▸ **DIRECTIVE**: Each entry below should be returned exactly as is, with the pictures removed.

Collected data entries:
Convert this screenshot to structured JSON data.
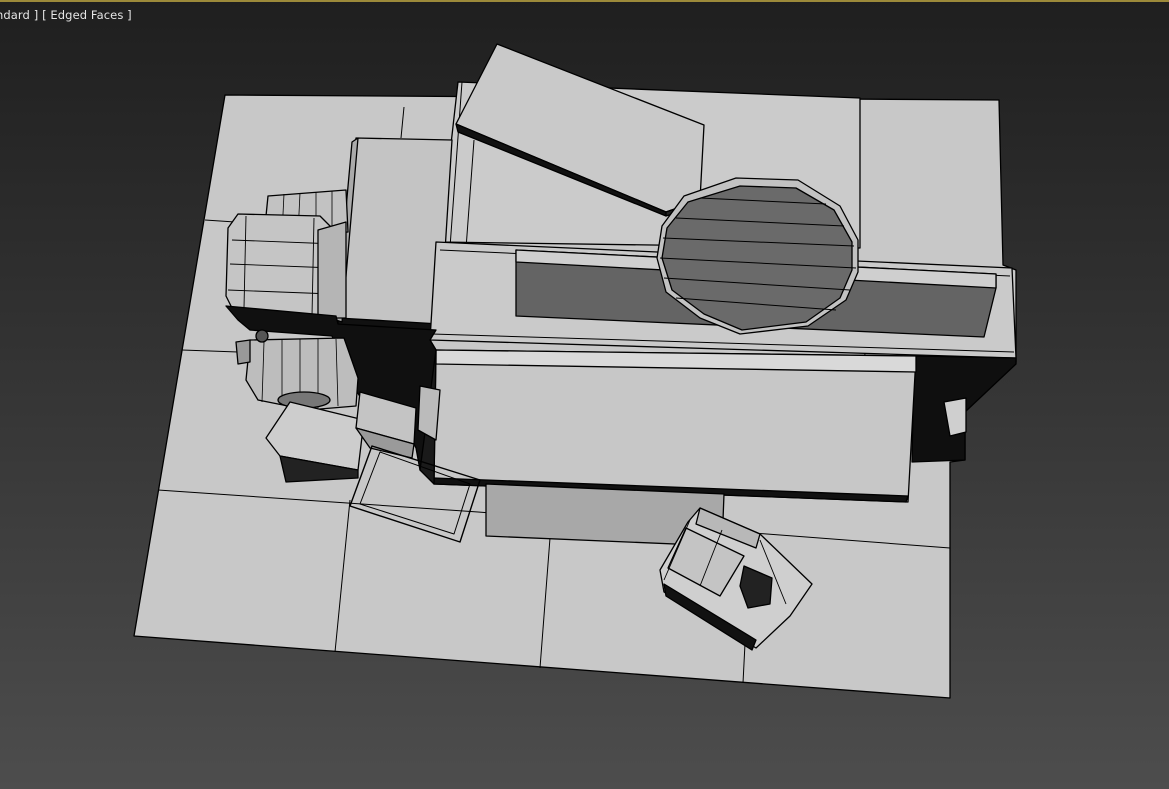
{
  "viewport": {
    "label_shading": "ndard ]",
    "label_edges": "[ Edged Faces ]",
    "background_top": "#1f1f1f",
    "background_bottom": "#4d4d4d",
    "active_border_color": "#9c8a3a"
  },
  "scene": {
    "face_color_light": "#c9c9c9",
    "face_color_mid": "#a6a6a6",
    "face_color_dark": "#666666",
    "edge_color": "#000000"
  }
}
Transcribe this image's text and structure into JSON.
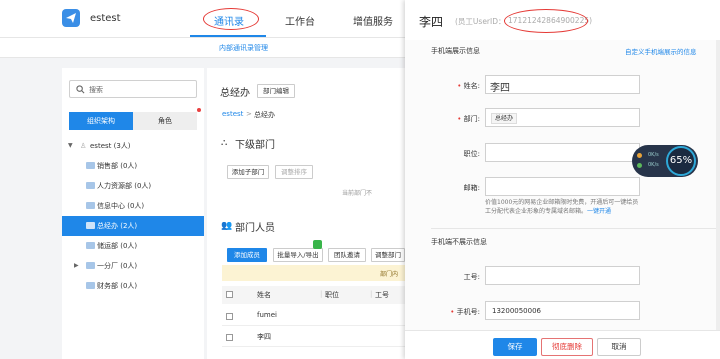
{
  "header": {
    "company": "estest",
    "tabs": [
      "通讯录",
      "工作台",
      "增值服务"
    ],
    "active_tab": "通讯录",
    "sub_link": "内部通讯录管理"
  },
  "sidebar": {
    "search_placeholder": "搜索",
    "seg_org": "组织架构",
    "seg_role": "角色",
    "root": "estest (3人)",
    "items": [
      {
        "label": "销售部 (0人)",
        "selected": false
      },
      {
        "label": "人力资源部 (0人)",
        "selected": false
      },
      {
        "label": "信息中心 (0人)",
        "selected": false
      },
      {
        "label": "总经办 (2人)",
        "selected": true
      },
      {
        "label": "储运部 (0人)",
        "selected": false
      },
      {
        "label": "一分厂 (0人)",
        "selected": false
      },
      {
        "label": "财务部 (0人)",
        "selected": false
      }
    ]
  },
  "main": {
    "title": "总经办",
    "edit_dept": "部门编辑",
    "crumb_root": "estest",
    "crumb_sep": ">",
    "crumb_current": "总经办",
    "sub_dept_title": "下级部门",
    "add_sub_dept": "添加子部门",
    "adjust_order": "调整排序",
    "hint_partial": "当前部门不",
    "members_title": "部门人员",
    "add_member": "添加成员",
    "batch_import": "批量导入/导出",
    "team_invite": "团队邀请",
    "adjust_dept": "调整部门",
    "notice_partial": "部门内",
    "columns": [
      "姓名",
      "职位",
      "工号"
    ],
    "rows": [
      {
        "name": "fumei"
      },
      {
        "name": "李四"
      }
    ]
  },
  "drawer": {
    "name": "李四",
    "uid_label": "(员工UserID：",
    "uid_value": "17121242864900225)",
    "visible_section": "手机端展示信息",
    "custom_link": "自定义手机端展示的信息",
    "fields": {
      "name_label": "姓名:",
      "name_value": "李四",
      "dept_label": "部门:",
      "dept_value": "总经办",
      "position_label": "职位:",
      "email_label": "邮箱:"
    },
    "email_note": "价值1000元的网易企业邮箱限时免费，开通后可一键给员工分配代表企业形象的专属域名邮箱。",
    "email_note_link": "一键开通",
    "hidden_section": "手机端不展示信息",
    "job_no_label": "工号:",
    "phone_label": "手机号:",
    "phone_value": "13200050006",
    "save": "保存",
    "delete": "彻底删除",
    "cancel": "取消"
  },
  "overlay_gauge": {
    "percent": "65%",
    "up": "0K/s",
    "down": "0K/s"
  }
}
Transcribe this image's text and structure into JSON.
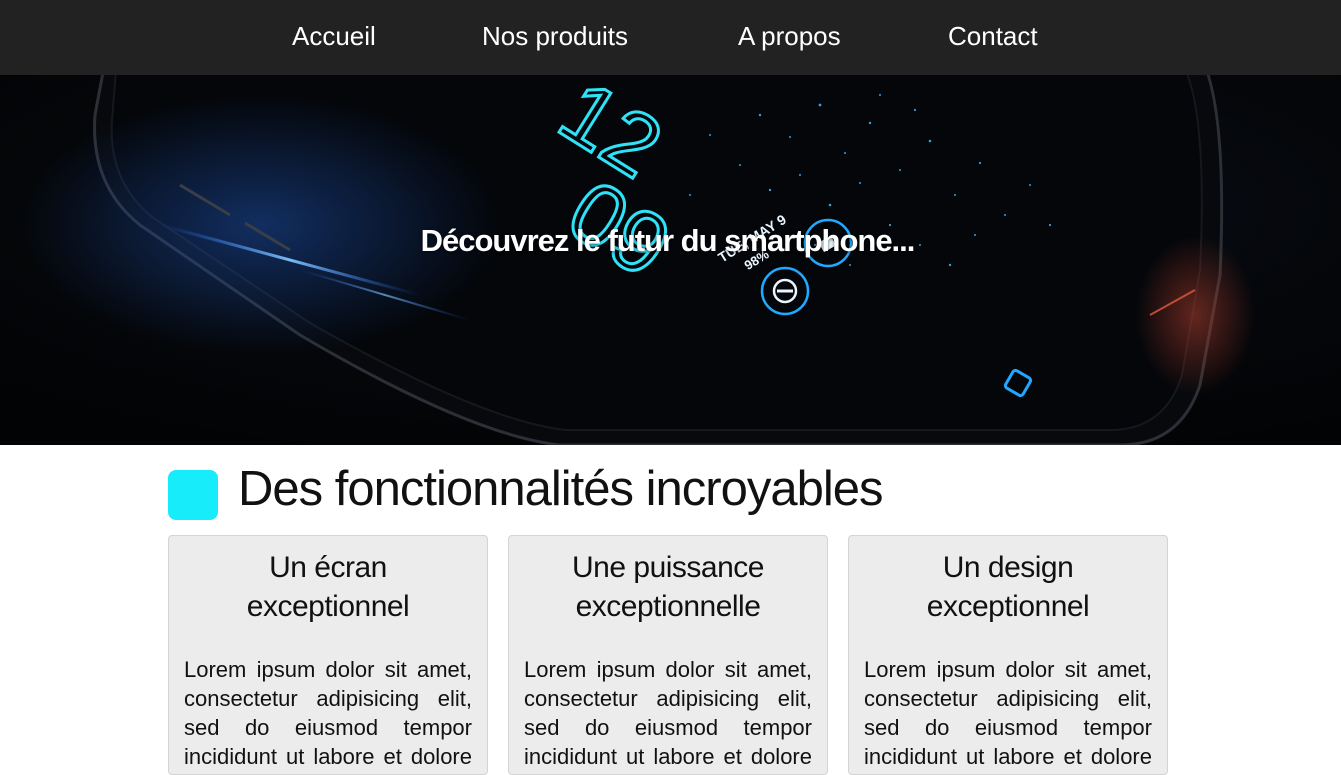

▸ **RESPONSE TO THE TASK**:
Convert this screenshot to structured JSON data.
{
  "viewport": {
    "label_shading": "ndard ]",
    "label_edges": "[ Edged Faces ]",
    "background_top": "#1f1f1f",
    "background_bottom": "#4d4d4d",
    "active_border_color": "#9c8a3a"
  },
  "scene": {
    "face_color_light": "#c9c9c9",
    "face_color_mid": "#a6a6a6",
    "face_color_dark": "#666666",
    "edge_color": "#000000"
  }
}
Transcribe this image's text and structure into JSON.
{
  "header": {
    "company": "estest",
    "tabs": [
      "通讯录",
      "工作台",
      "增值服务"
    ],
    "active_tab": "通讯录",
    "sub_link": "内部通讯录管理"
  },
  "sidebar": {
    "search_placeholder": "搜索",
    "seg_org": "组织架构",
    "seg_role": "角色",
    "root": "estest (3人)",
    "items": [
      {
        "label": "销售部 (0人)",
        "selected": false
      },
      {
        "label": "人力资源部 (0人)",
        "selected": false
      },
      {
        "label": "信息中心 (0人)",
        "selected": false
      },
      {
        "label": "总经办 (2人)",
        "selected": true
      },
      {
        "label": "储运部 (0人)",
        "selected": false
      },
      {
        "label": "一分厂 (0人)",
        "selected": false
      },
      {
        "label": "财务部 (0人)",
        "selected": false
      }
    ]
  },
  "main": {
    "title": "总经办",
    "edit_dept": "部门编辑",
    "crumb_root": "estest",
    "crumb_sep": ">",
    "crumb_current": "总经办",
    "sub_dept_title": "下级部门",
    "add_sub_dept": "添加子部门",
    "adjust_order": "调整排序",
    "hint_partial": "当前部门不",
    "members_title": "部门人员",
    "add_member": "添加成员",
    "batch_import": "批量导入/导出",
    "team_invite": "团队邀请",
    "adjust_dept": "调整部门",
    "notice_partial": "部门内",
    "columns": [
      "姓名",
      "职位",
      "工号"
    ],
    "rows": [
      {
        "name": "fumei"
      },
      {
        "name": "李四"
      }
    ]
  },
  "drawer": {
    "name": "李四",
    "uid_label": "(员工UserID：",
    "uid_value": "17121242864900225)",
    "visible_section": "手机端展示信息",
    "custom_link": "自定义手机端展示的信息",
    "fields": {
      "name_label": "姓名:",
      "name_value": "李四",
      "dept_label": "部门:",
      "dept_value": "总经办",
      "position_label": "职位:",
      "email_label": "邮箱:"
    },
    "email_note": "价值1000元的网易企业邮箱限时免费，开通后可一键给员工分配代表企业形象的专属域名邮箱。",
    "email_note_link": "一键开通",
    "hidden_section": "手机端不展示信息",
    "job_no_label": "工号:",
    "phone_label": "手机号:",
    "phone_value": "13200050006",
    "save": "保存",
    "delete": "彻底删除",
    "cancel": "取消"
  },
  "overlay_gauge": {
    "percent": "65%",
    "up": "0K/s",
    "down": "0K/s"
  }
}
Transcribe this image's text and structure into JSON.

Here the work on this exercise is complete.